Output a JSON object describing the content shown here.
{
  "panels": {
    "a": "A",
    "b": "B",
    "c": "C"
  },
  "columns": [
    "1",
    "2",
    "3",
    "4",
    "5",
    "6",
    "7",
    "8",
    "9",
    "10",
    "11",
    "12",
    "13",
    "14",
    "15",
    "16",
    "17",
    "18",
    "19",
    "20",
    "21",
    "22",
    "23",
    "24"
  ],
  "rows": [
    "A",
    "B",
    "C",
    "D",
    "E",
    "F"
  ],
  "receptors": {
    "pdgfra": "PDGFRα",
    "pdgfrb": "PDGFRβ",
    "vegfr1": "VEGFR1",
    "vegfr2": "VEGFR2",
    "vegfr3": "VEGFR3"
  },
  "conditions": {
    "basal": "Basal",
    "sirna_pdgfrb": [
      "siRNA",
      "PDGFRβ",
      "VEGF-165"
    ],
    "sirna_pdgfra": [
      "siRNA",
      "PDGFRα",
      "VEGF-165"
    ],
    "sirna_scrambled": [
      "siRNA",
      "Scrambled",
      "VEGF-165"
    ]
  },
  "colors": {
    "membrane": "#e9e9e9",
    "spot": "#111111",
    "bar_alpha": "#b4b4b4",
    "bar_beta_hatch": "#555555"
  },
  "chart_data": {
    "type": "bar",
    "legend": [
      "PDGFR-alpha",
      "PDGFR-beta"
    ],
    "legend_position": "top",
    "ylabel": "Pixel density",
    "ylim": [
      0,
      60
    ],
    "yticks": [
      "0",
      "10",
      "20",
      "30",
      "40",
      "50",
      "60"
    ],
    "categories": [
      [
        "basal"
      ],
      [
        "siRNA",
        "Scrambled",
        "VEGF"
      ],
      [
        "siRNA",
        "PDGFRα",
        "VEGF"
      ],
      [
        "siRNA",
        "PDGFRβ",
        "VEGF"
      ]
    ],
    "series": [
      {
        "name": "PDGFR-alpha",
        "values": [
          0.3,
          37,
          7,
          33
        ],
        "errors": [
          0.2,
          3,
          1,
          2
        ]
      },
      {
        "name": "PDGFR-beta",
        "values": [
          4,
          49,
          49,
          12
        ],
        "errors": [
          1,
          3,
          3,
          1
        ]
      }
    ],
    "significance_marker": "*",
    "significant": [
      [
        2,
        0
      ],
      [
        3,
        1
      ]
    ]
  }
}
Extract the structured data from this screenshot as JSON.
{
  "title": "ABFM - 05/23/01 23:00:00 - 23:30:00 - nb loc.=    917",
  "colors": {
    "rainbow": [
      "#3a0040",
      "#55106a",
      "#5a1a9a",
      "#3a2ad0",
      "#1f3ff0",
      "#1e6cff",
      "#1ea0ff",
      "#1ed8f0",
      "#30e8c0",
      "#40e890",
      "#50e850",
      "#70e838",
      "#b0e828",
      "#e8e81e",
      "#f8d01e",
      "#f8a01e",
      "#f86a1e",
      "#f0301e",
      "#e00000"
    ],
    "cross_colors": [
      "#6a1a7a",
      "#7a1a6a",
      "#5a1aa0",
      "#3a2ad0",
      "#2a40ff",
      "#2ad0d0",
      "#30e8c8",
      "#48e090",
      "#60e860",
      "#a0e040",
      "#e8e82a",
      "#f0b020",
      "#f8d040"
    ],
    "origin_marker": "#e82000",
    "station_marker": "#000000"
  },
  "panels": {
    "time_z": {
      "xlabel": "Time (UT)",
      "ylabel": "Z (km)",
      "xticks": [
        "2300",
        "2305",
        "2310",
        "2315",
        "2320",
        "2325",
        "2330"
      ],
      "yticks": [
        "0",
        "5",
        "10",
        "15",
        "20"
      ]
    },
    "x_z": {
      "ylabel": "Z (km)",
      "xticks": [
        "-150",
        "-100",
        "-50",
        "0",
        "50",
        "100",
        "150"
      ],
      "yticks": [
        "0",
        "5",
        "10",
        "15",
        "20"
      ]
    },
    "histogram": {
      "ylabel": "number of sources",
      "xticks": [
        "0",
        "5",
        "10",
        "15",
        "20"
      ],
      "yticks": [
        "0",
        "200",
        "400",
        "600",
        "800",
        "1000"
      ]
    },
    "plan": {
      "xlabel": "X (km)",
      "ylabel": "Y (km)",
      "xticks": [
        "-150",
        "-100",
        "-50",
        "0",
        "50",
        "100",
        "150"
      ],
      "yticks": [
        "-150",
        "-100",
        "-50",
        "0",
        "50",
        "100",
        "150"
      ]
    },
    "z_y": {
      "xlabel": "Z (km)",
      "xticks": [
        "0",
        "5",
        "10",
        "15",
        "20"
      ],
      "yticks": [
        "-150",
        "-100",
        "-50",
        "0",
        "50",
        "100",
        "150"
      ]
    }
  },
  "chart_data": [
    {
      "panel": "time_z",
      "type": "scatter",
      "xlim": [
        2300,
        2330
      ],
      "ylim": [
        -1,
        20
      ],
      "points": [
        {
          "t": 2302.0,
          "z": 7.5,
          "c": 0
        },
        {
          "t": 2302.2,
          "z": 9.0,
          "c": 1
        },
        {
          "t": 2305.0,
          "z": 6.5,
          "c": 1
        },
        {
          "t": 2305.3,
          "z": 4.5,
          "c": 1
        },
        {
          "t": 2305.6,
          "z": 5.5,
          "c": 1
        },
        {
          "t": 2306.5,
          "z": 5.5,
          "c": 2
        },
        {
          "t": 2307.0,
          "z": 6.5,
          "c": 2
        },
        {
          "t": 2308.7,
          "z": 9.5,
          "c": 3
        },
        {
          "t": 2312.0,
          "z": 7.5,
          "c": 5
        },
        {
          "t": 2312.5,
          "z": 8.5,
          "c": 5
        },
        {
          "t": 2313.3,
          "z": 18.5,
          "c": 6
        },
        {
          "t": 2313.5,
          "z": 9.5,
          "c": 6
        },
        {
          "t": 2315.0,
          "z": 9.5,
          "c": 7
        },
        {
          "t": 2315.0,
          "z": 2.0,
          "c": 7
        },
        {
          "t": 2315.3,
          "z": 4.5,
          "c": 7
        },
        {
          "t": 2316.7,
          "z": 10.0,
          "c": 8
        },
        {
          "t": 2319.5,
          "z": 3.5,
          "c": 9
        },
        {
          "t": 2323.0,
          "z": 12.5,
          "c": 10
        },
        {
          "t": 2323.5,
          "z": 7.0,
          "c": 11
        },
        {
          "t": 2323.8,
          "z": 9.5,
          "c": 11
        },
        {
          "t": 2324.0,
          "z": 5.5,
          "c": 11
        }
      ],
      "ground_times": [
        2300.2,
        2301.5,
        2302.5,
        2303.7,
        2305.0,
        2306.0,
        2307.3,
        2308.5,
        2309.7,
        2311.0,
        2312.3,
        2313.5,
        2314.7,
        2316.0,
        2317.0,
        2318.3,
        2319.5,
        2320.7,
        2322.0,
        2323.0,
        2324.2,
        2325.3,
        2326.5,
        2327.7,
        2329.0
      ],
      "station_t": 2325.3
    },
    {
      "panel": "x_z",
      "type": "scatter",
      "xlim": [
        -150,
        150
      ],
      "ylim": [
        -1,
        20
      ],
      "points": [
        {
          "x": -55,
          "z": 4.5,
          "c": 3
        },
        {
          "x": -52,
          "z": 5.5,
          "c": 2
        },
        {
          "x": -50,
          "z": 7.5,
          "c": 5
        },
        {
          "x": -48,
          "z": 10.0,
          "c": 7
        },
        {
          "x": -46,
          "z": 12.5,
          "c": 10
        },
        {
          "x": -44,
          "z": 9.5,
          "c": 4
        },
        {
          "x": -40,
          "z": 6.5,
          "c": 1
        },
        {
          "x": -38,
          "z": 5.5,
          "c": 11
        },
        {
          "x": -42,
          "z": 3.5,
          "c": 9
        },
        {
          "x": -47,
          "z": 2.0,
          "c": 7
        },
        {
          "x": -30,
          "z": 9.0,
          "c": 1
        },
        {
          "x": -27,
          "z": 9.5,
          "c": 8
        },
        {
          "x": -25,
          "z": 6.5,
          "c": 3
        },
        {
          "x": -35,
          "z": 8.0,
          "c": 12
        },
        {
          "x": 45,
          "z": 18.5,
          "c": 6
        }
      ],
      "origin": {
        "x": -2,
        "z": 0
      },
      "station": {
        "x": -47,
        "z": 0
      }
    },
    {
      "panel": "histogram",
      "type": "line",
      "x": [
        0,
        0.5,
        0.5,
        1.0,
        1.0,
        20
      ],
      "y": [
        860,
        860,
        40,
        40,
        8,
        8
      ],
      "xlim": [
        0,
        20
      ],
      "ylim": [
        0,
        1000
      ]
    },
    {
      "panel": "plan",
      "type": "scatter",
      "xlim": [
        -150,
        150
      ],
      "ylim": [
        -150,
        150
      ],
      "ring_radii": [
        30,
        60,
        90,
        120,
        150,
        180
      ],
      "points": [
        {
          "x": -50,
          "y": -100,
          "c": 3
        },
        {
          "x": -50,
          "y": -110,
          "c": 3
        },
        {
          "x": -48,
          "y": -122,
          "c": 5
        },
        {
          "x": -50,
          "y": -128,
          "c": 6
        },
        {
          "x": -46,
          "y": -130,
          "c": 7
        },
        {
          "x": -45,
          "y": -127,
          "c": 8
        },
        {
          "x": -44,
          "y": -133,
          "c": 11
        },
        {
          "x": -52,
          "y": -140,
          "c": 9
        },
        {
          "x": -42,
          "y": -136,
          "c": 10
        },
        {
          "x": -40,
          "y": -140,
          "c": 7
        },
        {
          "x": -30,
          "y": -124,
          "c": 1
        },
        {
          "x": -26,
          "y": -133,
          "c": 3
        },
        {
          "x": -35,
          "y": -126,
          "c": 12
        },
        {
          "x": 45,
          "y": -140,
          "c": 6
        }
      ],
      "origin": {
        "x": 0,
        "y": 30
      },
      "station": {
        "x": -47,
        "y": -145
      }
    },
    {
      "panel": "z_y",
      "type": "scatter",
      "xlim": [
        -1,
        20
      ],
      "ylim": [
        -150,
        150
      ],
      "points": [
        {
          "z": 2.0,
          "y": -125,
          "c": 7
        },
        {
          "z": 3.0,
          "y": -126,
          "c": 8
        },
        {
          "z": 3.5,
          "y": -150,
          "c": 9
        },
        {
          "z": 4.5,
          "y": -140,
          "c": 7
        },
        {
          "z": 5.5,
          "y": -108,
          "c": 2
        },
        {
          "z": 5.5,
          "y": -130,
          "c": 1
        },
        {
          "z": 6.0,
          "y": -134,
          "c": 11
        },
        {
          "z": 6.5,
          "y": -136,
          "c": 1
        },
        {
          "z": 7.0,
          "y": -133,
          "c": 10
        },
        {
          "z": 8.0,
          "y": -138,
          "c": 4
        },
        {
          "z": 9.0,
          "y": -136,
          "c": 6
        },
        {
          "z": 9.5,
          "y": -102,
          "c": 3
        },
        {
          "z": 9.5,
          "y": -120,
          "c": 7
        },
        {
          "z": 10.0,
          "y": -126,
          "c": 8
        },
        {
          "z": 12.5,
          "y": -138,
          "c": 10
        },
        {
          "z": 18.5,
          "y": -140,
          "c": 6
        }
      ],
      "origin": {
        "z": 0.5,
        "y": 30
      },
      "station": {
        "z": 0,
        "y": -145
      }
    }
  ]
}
|---|
■ **Task to carry out**
Filter the records, keeping only lines that contain "ylabel", and show those lines.

■ **Solution to this task**
    "ylabel": "Pixel density",
      "ylabel": "Z (km)",
      "ylabel": "Z (km)",
      "ylabel": "number of sources",
      "ylabel": "Y (km)",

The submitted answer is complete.